◆ **Exercise requirements**: Leave out every picture and restate word for word the lines from the one with "Enumerate this screenshot's" to the final line.
═════ The input ═════
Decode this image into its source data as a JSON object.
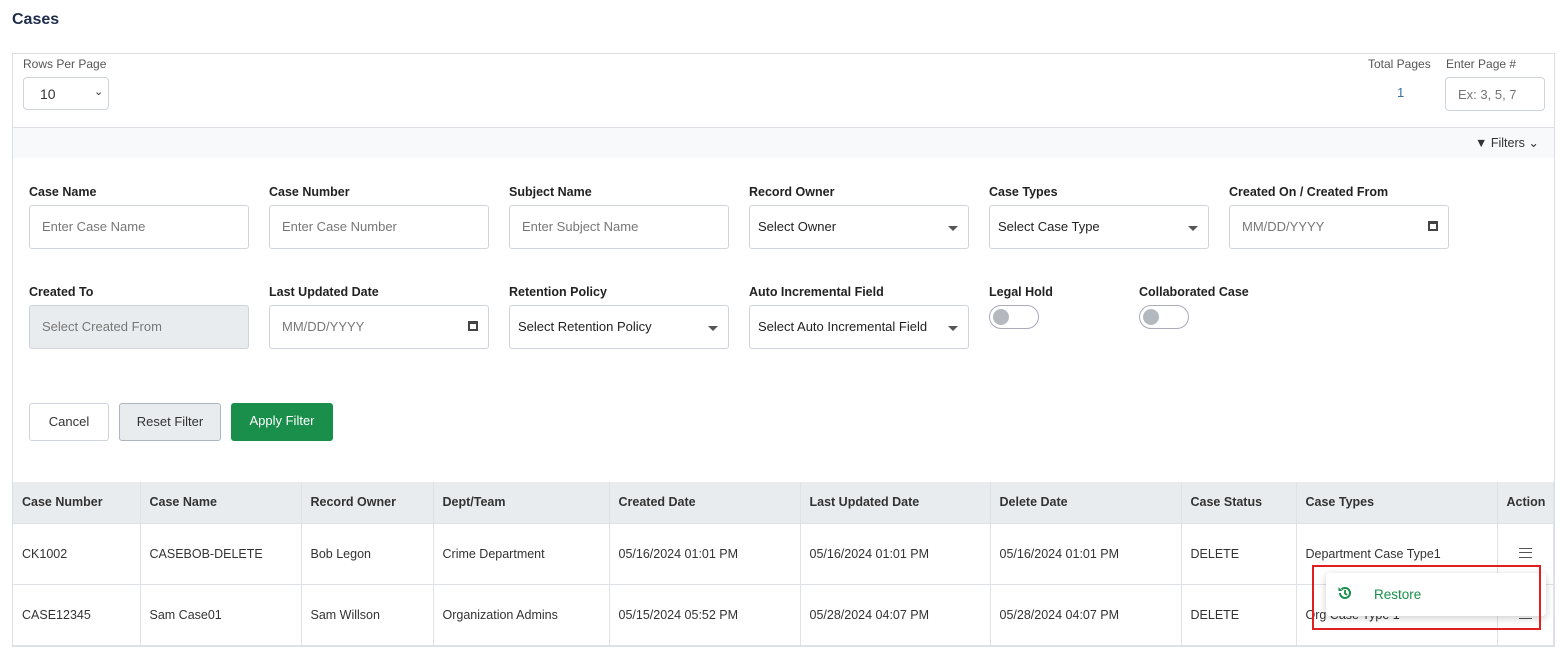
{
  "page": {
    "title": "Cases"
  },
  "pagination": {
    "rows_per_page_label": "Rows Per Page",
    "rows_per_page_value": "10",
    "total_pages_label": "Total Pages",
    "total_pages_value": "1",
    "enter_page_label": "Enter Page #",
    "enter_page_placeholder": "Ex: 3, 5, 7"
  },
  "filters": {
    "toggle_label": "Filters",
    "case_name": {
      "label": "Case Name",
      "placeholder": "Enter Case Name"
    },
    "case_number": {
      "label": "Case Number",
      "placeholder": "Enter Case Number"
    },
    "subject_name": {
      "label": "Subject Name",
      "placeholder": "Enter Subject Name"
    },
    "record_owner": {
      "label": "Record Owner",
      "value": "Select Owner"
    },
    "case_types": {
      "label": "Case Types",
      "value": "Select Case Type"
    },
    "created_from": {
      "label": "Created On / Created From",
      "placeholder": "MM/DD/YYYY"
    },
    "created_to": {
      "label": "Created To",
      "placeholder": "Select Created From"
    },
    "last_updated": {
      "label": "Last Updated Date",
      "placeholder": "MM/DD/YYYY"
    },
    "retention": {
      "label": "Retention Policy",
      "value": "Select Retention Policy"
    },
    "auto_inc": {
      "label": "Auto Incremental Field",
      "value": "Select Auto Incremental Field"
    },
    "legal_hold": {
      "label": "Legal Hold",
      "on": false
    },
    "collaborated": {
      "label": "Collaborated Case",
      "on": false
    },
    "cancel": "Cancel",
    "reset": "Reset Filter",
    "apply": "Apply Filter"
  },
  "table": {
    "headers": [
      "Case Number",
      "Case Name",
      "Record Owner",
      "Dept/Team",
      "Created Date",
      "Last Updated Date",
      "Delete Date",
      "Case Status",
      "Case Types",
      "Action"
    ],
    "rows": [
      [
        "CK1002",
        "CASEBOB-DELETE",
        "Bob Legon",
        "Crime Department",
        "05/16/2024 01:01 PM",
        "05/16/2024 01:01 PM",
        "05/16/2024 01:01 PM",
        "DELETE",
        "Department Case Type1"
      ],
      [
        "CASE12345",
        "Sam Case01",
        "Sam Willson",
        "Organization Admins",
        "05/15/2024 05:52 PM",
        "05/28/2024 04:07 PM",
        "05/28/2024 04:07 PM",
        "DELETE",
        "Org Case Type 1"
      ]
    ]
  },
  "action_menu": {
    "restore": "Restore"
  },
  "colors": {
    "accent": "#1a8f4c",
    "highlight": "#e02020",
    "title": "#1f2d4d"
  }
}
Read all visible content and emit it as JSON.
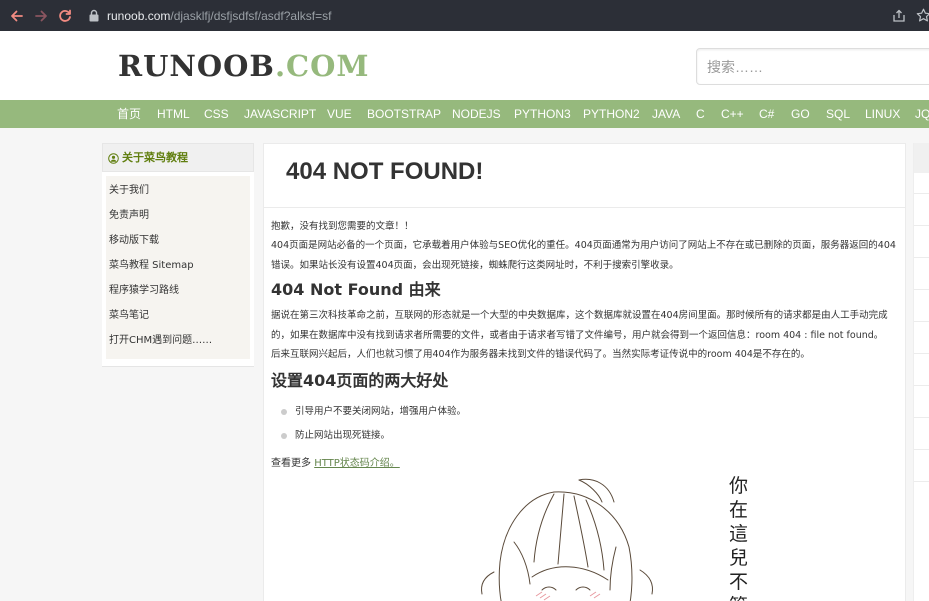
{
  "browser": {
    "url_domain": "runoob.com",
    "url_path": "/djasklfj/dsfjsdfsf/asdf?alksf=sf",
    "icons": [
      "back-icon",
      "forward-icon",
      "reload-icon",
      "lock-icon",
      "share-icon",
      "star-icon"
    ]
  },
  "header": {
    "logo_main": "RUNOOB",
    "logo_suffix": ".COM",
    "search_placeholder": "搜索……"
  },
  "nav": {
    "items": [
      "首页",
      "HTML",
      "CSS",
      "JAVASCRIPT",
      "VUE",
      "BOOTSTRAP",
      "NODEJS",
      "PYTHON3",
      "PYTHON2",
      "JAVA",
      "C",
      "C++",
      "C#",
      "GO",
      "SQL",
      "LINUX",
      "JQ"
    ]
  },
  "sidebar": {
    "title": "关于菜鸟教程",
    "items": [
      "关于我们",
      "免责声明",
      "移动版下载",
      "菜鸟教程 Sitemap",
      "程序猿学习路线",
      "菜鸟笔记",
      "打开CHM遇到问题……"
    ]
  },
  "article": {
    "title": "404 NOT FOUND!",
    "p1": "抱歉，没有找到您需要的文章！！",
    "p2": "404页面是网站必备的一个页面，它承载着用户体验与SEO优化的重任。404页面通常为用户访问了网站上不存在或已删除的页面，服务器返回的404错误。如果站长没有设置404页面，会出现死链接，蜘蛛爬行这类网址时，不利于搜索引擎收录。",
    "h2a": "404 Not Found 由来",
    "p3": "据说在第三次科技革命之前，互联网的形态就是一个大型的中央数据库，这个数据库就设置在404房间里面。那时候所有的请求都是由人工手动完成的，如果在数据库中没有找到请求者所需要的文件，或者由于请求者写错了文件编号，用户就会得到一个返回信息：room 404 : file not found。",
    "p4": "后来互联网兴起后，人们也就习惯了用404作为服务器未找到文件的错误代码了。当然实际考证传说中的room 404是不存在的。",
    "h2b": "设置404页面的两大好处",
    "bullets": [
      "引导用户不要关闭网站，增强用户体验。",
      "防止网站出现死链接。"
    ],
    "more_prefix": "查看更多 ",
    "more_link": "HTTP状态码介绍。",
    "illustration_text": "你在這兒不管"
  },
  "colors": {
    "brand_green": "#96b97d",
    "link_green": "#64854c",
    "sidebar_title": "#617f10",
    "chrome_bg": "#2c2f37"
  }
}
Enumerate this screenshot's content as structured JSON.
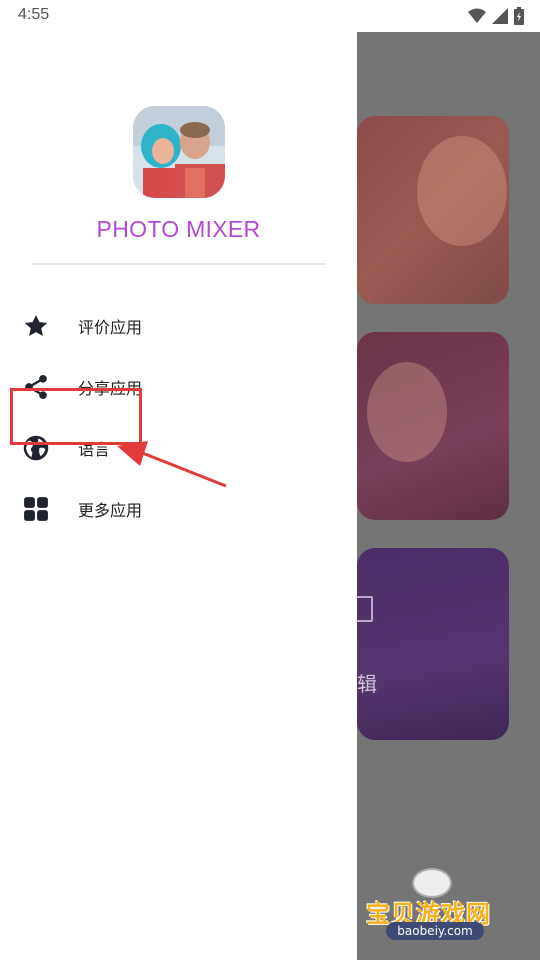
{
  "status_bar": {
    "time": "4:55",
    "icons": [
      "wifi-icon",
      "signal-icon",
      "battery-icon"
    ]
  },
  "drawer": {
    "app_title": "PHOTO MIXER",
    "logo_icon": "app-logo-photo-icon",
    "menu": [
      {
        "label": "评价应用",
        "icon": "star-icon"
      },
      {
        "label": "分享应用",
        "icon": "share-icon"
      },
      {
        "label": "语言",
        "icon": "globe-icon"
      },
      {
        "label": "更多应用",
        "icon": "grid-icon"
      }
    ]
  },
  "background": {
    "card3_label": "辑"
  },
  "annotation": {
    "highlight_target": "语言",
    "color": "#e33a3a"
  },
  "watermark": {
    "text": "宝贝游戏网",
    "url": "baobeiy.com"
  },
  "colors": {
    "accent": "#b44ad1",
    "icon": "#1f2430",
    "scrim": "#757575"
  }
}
═════
◆ **Task solution**:
Enumerate this screenshot's content as structured JSON.
{
  "status_bar": {
    "time": "4:55",
    "icons": [
      "wifi-icon",
      "signal-icon",
      "battery-icon"
    ]
  },
  "drawer": {
    "app_title": "PHOTO MIXER",
    "logo_icon": "app-logo-photo-icon",
    "menu": [
      {
        "label": "评价应用",
        "icon": "star-icon"
      },
      {
        "label": "分享应用",
        "icon": "share-icon"
      },
      {
        "label": "语言",
        "icon": "globe-icon"
      },
      {
        "label": "更多应用",
        "icon": "grid-icon"
      }
    ]
  },
  "background": {
    "card3_label": "辑"
  },
  "annotation": {
    "highlight_target": "语言",
    "color": "#e33a3a"
  },
  "watermark": {
    "text": "宝贝游戏网",
    "url": "baobeiy.com"
  },
  "colors": {
    "accent": "#b44ad1",
    "icon": "#1f2430",
    "scrim": "#757575"
  }
}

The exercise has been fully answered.